_Task brief_.
Every entry that follows needs to be repeated exactly.

(begin)

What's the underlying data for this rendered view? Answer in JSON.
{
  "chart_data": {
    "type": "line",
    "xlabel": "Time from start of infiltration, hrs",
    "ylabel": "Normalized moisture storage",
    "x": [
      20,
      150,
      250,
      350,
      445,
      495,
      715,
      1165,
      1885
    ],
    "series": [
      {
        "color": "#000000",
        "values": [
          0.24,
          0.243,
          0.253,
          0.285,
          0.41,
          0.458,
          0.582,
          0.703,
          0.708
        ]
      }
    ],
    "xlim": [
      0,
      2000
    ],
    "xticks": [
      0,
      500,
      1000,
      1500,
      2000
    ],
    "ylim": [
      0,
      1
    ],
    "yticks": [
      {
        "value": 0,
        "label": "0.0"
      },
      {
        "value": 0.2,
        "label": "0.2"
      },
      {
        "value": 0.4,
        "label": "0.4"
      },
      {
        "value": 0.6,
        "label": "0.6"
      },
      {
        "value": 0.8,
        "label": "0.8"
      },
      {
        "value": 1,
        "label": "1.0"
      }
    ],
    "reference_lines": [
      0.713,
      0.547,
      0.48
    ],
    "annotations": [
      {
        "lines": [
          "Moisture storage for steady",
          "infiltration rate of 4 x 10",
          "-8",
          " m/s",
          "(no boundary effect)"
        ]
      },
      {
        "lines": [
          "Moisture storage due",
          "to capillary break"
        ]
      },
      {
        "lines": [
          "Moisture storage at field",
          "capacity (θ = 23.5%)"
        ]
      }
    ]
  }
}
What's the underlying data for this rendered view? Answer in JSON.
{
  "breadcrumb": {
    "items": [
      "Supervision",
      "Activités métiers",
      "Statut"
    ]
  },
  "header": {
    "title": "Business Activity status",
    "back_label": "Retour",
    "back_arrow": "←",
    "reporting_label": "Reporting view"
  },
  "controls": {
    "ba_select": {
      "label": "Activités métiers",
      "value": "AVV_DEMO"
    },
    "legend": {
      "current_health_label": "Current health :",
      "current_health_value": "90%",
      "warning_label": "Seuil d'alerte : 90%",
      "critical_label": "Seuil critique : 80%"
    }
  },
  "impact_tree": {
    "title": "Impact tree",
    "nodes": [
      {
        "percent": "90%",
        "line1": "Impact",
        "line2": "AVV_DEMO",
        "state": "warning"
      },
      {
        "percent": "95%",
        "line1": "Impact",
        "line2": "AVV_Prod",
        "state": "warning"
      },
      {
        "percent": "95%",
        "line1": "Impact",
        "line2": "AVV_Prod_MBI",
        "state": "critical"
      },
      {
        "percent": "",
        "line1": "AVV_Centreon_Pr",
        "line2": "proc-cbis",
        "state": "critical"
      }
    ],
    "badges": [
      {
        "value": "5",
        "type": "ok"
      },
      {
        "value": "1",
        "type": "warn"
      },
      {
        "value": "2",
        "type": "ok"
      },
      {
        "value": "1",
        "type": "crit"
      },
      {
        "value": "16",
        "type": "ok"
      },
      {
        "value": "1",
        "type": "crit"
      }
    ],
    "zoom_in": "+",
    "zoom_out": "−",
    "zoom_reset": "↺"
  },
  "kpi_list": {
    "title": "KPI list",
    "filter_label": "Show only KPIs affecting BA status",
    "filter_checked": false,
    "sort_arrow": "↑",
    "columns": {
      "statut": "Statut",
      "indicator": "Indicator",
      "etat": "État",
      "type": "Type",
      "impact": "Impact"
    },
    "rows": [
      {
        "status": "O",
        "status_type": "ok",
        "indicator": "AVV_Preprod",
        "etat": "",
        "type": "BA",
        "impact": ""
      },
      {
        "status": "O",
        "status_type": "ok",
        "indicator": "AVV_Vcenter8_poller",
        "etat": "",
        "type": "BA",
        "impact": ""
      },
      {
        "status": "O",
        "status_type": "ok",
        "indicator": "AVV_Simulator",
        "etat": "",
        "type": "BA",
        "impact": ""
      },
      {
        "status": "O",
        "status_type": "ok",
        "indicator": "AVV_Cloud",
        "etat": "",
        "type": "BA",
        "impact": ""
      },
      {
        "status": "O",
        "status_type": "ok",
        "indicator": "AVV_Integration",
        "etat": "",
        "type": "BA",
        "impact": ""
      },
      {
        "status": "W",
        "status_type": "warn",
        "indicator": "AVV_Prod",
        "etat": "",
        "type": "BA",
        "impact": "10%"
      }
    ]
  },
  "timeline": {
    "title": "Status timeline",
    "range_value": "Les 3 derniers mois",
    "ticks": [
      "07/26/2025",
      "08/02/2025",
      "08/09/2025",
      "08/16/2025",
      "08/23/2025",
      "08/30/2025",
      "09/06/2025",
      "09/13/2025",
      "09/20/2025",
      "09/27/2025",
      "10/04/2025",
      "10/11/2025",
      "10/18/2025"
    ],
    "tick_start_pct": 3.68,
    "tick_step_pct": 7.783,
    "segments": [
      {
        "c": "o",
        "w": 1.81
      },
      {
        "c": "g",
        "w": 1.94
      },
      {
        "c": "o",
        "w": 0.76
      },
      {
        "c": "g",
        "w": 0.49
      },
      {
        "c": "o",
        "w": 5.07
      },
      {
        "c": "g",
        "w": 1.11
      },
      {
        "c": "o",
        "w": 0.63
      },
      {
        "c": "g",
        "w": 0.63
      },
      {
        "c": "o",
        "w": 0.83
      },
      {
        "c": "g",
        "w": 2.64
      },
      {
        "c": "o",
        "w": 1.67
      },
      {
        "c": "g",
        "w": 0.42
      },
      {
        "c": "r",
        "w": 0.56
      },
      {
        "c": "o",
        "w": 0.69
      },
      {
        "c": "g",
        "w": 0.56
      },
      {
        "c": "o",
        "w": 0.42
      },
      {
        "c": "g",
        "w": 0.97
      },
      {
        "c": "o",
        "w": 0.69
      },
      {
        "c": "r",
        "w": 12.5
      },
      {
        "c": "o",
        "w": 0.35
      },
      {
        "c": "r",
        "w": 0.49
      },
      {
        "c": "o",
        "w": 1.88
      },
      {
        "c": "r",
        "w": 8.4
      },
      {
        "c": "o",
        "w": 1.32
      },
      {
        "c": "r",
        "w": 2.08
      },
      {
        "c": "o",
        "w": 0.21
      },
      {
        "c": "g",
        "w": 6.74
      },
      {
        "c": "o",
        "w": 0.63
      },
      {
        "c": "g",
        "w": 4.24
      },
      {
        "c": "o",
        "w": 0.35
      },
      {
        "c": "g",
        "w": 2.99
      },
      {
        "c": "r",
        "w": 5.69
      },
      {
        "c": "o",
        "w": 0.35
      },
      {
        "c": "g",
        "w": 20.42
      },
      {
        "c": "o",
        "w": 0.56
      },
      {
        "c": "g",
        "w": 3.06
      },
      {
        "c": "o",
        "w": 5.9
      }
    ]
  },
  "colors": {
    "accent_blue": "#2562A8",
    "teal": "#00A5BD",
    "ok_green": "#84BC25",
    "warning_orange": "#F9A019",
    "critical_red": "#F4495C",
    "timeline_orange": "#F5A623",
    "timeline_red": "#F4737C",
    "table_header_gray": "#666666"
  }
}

(end)

_Problem solution_.
What's the underlying data for this rendered view? Answer in JSON.
{
  "chart_data": {
    "type": "line",
    "xlabel": "Time from start of infiltration, hrs",
    "ylabel": "Normalized moisture storage",
    "x": [
      20,
      150,
      250,
      350,
      445,
      495,
      715,
      1165,
      1885
    ],
    "series": [
      {
        "color": "#000000",
        "values": [
          0.24,
          0.243,
          0.253,
          0.285,
          0.41,
          0.458,
          0.582,
          0.703,
          0.708
        ]
      }
    ],
    "xlim": [
      0,
      2000
    ],
    "xticks": [
      0,
      500,
      1000,
      1500,
      2000
    ],
    "ylim": [
      0,
      1
    ],
    "yticks": [
      {
        "value": 0,
        "label": "0.0"
      },
      {
        "value": 0.2,
        "label": "0.2"
      },
      {
        "value": 0.4,
        "label": "0.4"
      },
      {
        "value": 0.6,
        "label": "0.6"
      },
      {
        "value": 0.8,
        "label": "0.8"
      },
      {
        "value": 1,
        "label": "1.0"
      }
    ],
    "reference_lines": [
      0.713,
      0.547,
      0.48
    ],
    "annotations": [
      {
        "lines": [
          "Moisture storage for steady",
          "infiltration rate of 4 x 10",
          "-8",
          " m/s",
          "(no boundary effect)"
        ]
      },
      {
        "lines": [
          "Moisture storage due",
          "to capillary break"
        ]
      },
      {
        "lines": [
          "Moisture storage at field",
          "capacity (θ = 23.5%)"
        ]
      }
    ]
  }
}
What's the underlying data for this rendered view? Answer in JSON.
{
  "breadcrumb": {
    "items": [
      "Supervision",
      "Activités métiers",
      "Statut"
    ]
  },
  "header": {
    "title": "Business Activity status",
    "back_label": "Retour",
    "back_arrow": "←",
    "reporting_label": "Reporting view"
  },
  "controls": {
    "ba_select": {
      "label": "Activités métiers",
      "value": "AVV_DEMO"
    },
    "legend": {
      "current_health_label": "Current health :",
      "current_health_value": "90%",
      "warning_label": "Seuil d'alerte : 90%",
      "critical_label": "Seuil critique : 80%"
    }
  },
  "impact_tree": {
    "title": "Impact tree",
    "nodes": [
      {
        "percent": "90%",
        "line1": "Impact",
        "line2": "AVV_DEMO",
        "state": "warning"
      },
      {
        "percent": "95%",
        "line1": "Impact",
        "line2": "AVV_Prod",
        "state": "warning"
      },
      {
        "percent": "95%",
        "line1": "Impact",
        "line2": "AVV_Prod_MBI",
        "state": "critical"
      },
      {
        "percent": "",
        "line1": "AVV_Centreon_Pr",
        "line2": "proc-cbis",
        "state": "critical"
      }
    ],
    "badges": [
      {
        "value": "5",
        "type": "ok"
      },
      {
        "value": "1",
        "type": "warn"
      },
      {
        "value": "2",
        "type": "ok"
      },
      {
        "value": "1",
        "type": "crit"
      },
      {
        "value": "16",
        "type": "ok"
      },
      {
        "value": "1",
        "type": "crit"
      }
    ],
    "zoom_in": "+",
    "zoom_out": "−",
    "zoom_reset": "↺"
  },
  "kpi_list": {
    "title": "KPI list",
    "filter_label": "Show only KPIs affecting BA status",
    "filter_checked": false,
    "sort_arrow": "↑",
    "columns": {
      "statut": "Statut",
      "indicator": "Indicator",
      "etat": "État",
      "type": "Type",
      "impact": "Impact"
    },
    "rows": [
      {
        "status": "O",
        "status_type": "ok",
        "indicator": "AVV_Preprod",
        "etat": "",
        "type": "BA",
        "impact": ""
      },
      {
        "status": "O",
        "status_type": "ok",
        "indicator": "AVV_Vcenter8_poller",
        "etat": "",
        "type": "BA",
        "impact": ""
      },
      {
        "status": "O",
        "status_type": "ok",
        "indicator": "AVV_Simulator",
        "etat": "",
        "type": "BA",
        "impact": ""
      },
      {
        "status": "O",
        "status_type": "ok",
        "indicator": "AVV_Cloud",
        "etat": "",
        "type": "BA",
        "impact": ""
      },
      {
        "status": "O",
        "status_type": "ok",
        "indicator": "AVV_Integration",
        "etat": "",
        "type": "BA",
        "impact": ""
      },
      {
        "status": "W",
        "status_type": "warn",
        "indicator": "AVV_Prod",
        "etat": "",
        "type": "BA",
        "impact": "10%"
      }
    ]
  },
  "timeline": {
    "title": "Status timeline",
    "range_value": "Les 3 derniers mois",
    "ticks": [
      "07/26/2025",
      "08/02/2025",
      "08/09/2025",
      "08/16/2025",
      "08/23/2025",
      "08/30/2025",
      "09/06/2025",
      "09/13/2025",
      "09/20/2025",
      "09/27/2025",
      "10/04/2025",
      "10/11/2025",
      "10/18/2025"
    ],
    "tick_start_pct": 3.68,
    "tick_step_pct": 7.783,
    "segments": [
      {
        "c": "o",
        "w": 1.81
      },
      {
        "c": "g",
        "w": 1.94
      },
      {
        "c": "o",
        "w": 0.76
      },
      {
        "c": "g",
        "w": 0.49
      },
      {
        "c": "o",
        "w": 5.07
      },
      {
        "c": "g",
        "w": 1.11
      },
      {
        "c": "o",
        "w": 0.63
      },
      {
        "c": "g",
        "w": 0.63
      },
      {
        "c": "o",
        "w": 0.83
      },
      {
        "c": "g",
        "w": 2.64
      },
      {
        "c": "o",
        "w": 1.67
      },
      {
        "c": "g",
        "w": 0.42
      },
      {
        "c": "r",
        "w": 0.56
      },
      {
        "c": "o",
        "w": 0.69
      },
      {
        "c": "g",
        "w": 0.56
      },
      {
        "c": "o",
        "w": 0.42
      },
      {
        "c": "g",
        "w": 0.97
      },
      {
        "c": "o",
        "w": 0.69
      },
      {
        "c": "r",
        "w": 12.5
      },
      {
        "c": "o",
        "w": 0.35
      },
      {
        "c": "r",
        "w": 0.49
      },
      {
        "c": "o",
        "w": 1.88
      },
      {
        "c": "r",
        "w": 8.4
      },
      {
        "c": "o",
        "w": 1.32
      },
      {
        "c": "r",
        "w": 2.08
      },
      {
        "c": "o",
        "w": 0.21
      },
      {
        "c": "g",
        "w": 6.74
      },
      {
        "c": "o",
        "w": 0.63
      },
      {
        "c": "g",
        "w": 4.24
      },
      {
        "c": "o",
        "w": 0.35
      },
      {
        "c": "g",
        "w": 2.99
      },
      {
        "c": "r",
        "w": 5.69
      },
      {
        "c": "o",
        "w": 0.35
      },
      {
        "c": "g",
        "w": 20.42
      },
      {
        "c": "o",
        "w": 0.56
      },
      {
        "c": "g",
        "w": 3.06
      },
      {
        "c": "o",
        "w": 5.9
      }
    ]
  },
  "colors": {
    "accent_blue": "#2562A8",
    "teal": "#00A5BD",
    "ok_green": "#84BC25",
    "warning_orange": "#F9A019",
    "critical_red": "#F4495C",
    "timeline_orange": "#F5A623",
    "timeline_red": "#F4737C",
    "table_header_gray": "#666666"
  }
}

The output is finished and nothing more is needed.